→ **DATA ENTRIES**

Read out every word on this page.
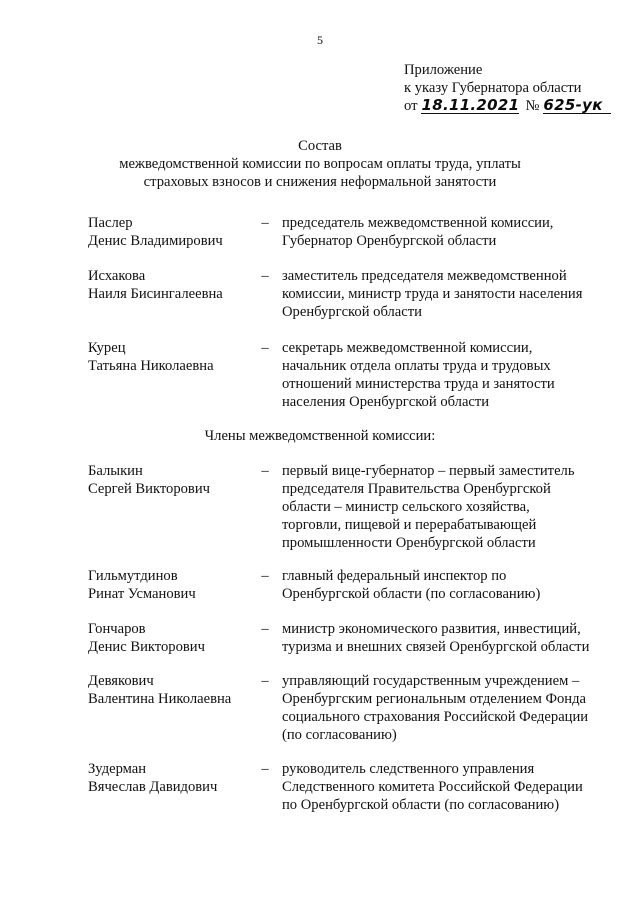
5
Приложение
к указу Губернатора области
от 18.11.2021 № 625-ук
Состав
межведомственной комиссии по вопросам оплаты труда, уплаты
страховых взносов и снижения неформальной занятости
Паслер
Денис Владимирович
– председатель межведомственной комиссии,
Губернатор Оренбургской области
Исхакова
Наиля Бисингалеевна
– заместитель председателя межведомственной
комиссии, министр труда и занятости населения
Оренбургской области
Курец
Татьяна Николаевна
– секретарь межведомственной комиссии,
начальник отдела оплаты труда и трудовых
отношений министерства труда и занятости
населения Оренбургской области
Члены межведомственной комиссии:
Балыкин
Сергей Викторович
– первый вице-губернатор – первый заместитель
председателя Правительства Оренбургской
области – министр сельского хозяйства,
торговли, пищевой и перерабатывающей
промышленности Оренбургской области
Гильмутдинов
Ринат Усманович
– главный федеральный инспектор по
Оренбургской области (по согласованию)
Гончаров
Денис Викторович
– министр экономического развития, инвестиций,
туризма и внешних связей Оренбургской области
Девякович
Валентина Николаевна
– управляющий государственным учреждением –
Оренбургским региональным отделением Фонда
социального страхования Российской Федерации
(по согласованию)
Зудерман
Вячеслав Давидович
– руководитель следственного управления
Следственного комитета Российской Федерации
по Оренбургской области (по согласованию)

→ **TASK REQUIREMENTS**
Which lines contain the word "населения"? Copy each of them.

→ **ANSWER TO THE PROBLEM**
комиссии, министр труда и занятости населения
населения Оренбургской области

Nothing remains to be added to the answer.